◆ Problem details ◆
Show each line that has the string "nitrxte" in it.

◆ Records from a collection of figures ◆

------------

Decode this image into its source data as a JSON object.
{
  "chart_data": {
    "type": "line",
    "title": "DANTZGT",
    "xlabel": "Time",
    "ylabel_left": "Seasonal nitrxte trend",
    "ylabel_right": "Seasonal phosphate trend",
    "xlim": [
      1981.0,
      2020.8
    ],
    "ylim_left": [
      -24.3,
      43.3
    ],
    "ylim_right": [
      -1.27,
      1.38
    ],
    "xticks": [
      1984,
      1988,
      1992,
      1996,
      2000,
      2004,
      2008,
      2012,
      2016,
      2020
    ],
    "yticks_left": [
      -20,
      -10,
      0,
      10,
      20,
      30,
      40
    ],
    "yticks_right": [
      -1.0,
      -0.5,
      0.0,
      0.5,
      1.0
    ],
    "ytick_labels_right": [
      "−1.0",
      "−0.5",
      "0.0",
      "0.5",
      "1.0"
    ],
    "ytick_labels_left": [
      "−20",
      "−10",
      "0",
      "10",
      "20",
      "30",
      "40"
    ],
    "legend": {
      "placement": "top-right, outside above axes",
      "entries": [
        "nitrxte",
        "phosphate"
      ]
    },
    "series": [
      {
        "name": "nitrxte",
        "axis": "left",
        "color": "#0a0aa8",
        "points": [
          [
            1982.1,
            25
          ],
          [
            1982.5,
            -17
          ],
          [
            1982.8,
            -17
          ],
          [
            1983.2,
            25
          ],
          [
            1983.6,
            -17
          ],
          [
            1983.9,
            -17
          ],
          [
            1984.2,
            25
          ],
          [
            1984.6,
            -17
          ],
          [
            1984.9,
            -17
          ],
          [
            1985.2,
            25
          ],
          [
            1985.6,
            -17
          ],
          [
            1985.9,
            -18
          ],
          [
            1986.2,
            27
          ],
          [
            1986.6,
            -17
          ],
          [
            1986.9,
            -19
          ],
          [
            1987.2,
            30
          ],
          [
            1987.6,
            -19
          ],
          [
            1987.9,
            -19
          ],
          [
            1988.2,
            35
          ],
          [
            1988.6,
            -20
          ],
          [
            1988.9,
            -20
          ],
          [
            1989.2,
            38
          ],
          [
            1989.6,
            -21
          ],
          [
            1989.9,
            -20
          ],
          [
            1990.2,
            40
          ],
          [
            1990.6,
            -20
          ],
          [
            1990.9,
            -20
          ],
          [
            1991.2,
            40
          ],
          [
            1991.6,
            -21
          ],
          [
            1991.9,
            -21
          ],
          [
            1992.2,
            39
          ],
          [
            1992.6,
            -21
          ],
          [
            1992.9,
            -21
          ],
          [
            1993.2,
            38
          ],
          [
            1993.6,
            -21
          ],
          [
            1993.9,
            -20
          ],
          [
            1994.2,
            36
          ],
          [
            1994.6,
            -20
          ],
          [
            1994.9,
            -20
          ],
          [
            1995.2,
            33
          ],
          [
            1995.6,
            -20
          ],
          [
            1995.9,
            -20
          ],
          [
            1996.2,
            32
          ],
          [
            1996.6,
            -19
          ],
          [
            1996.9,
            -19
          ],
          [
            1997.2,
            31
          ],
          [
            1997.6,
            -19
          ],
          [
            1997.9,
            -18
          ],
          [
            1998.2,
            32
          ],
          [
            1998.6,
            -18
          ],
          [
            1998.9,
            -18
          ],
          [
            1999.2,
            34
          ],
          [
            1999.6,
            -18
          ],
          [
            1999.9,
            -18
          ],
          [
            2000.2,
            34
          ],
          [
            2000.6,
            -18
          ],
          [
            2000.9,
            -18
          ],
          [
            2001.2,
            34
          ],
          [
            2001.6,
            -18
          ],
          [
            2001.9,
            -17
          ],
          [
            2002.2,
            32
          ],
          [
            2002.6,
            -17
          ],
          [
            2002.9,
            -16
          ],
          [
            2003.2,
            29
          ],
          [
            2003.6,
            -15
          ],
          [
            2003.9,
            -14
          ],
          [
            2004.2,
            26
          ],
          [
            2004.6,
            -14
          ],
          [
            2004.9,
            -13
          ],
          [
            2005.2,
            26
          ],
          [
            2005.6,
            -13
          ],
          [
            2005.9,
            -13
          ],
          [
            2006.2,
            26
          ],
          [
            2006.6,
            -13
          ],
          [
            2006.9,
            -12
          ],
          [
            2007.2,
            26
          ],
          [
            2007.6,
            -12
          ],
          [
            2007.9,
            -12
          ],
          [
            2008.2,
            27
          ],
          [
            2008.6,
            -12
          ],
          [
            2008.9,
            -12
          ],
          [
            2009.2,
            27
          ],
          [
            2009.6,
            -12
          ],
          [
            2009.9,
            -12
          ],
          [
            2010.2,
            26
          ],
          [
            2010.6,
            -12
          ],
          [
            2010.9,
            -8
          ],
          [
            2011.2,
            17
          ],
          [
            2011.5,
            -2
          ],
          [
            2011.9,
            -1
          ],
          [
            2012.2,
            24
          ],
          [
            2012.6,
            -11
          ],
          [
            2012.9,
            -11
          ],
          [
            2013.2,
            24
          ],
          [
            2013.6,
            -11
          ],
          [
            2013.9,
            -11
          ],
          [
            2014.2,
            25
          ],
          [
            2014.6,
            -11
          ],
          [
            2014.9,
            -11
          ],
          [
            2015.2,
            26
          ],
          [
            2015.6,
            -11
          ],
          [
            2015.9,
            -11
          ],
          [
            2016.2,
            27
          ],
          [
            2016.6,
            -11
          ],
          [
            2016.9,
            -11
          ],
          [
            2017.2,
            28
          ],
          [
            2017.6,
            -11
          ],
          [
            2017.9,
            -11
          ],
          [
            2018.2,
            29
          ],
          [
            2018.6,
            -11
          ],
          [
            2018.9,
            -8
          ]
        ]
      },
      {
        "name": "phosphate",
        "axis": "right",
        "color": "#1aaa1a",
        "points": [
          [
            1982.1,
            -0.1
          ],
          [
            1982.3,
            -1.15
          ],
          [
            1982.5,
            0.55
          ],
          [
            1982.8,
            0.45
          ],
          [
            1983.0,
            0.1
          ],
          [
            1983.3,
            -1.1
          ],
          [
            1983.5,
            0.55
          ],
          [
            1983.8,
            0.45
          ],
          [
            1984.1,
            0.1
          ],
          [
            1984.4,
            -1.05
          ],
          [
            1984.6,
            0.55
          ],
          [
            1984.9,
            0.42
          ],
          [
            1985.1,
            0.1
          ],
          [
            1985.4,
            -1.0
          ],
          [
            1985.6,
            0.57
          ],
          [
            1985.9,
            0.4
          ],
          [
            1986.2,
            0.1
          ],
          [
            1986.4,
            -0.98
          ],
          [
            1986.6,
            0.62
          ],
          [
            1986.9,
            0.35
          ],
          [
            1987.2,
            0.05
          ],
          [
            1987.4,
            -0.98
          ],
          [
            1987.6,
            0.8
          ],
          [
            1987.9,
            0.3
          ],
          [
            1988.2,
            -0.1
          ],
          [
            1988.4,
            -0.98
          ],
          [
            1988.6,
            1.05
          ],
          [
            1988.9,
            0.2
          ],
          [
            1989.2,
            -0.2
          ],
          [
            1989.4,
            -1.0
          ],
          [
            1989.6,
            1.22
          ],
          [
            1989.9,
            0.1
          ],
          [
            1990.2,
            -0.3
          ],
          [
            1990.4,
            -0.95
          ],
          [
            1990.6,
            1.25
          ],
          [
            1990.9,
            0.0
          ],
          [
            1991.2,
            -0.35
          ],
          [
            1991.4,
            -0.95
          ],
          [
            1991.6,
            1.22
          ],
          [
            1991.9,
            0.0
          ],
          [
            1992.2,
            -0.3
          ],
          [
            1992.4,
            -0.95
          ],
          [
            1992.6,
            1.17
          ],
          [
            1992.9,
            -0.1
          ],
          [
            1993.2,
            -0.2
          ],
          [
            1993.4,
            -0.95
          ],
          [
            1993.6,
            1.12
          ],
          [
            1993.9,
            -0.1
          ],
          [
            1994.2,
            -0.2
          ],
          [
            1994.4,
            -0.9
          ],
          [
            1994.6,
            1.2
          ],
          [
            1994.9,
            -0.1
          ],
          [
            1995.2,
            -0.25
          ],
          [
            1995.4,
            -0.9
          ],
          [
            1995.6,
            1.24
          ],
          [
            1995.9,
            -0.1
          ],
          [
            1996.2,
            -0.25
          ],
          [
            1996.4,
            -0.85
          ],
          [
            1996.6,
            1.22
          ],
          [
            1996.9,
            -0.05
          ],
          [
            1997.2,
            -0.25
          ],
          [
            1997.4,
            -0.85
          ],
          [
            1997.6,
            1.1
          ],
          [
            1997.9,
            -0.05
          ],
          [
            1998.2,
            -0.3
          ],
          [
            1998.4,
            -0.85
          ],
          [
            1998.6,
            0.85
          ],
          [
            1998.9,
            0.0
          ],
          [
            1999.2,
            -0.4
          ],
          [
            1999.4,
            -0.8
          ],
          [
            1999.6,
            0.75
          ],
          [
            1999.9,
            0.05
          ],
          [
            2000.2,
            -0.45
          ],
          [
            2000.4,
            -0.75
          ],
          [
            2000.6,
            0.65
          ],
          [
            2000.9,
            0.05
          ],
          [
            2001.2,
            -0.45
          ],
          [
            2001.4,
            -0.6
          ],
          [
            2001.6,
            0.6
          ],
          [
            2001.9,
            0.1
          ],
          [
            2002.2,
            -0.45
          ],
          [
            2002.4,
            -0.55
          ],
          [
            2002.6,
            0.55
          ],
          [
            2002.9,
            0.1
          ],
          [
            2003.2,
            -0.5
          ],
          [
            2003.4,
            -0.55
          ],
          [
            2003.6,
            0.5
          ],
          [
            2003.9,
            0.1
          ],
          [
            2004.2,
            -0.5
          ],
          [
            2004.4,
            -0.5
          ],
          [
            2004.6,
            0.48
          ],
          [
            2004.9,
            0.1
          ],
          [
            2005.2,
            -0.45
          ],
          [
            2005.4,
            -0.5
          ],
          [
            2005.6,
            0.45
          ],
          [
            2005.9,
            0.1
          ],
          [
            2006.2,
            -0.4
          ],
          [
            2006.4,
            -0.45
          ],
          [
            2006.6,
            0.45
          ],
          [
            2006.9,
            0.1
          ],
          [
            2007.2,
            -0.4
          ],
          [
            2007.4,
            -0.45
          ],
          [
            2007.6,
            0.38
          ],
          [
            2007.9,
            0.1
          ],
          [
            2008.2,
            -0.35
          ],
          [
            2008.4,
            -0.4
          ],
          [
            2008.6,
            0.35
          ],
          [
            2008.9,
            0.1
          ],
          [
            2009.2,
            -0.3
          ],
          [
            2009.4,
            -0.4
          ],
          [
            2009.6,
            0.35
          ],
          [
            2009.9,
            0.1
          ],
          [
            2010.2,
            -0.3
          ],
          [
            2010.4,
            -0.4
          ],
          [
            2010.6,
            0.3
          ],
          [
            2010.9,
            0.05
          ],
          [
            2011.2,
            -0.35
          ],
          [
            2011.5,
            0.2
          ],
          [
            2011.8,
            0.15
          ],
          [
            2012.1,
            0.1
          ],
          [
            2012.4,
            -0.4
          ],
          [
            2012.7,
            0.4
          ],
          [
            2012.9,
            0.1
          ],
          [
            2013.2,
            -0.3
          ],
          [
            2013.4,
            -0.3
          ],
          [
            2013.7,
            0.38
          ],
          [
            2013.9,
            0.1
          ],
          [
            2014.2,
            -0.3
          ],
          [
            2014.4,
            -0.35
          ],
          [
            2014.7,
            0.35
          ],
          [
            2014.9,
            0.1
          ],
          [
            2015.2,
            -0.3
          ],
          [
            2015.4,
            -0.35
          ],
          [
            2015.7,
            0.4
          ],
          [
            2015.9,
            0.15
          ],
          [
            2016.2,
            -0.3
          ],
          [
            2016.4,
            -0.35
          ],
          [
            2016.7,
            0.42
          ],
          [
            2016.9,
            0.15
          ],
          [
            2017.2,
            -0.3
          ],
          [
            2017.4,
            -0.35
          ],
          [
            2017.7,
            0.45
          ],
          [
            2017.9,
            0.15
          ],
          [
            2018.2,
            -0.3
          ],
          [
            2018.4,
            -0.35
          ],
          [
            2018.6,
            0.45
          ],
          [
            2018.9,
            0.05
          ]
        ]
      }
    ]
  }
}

------------

◆ Task answer ◆
    "ylabel_left": "Seasonal nitrxte trend",
        "nitrxte",
        "name": "nitrxte",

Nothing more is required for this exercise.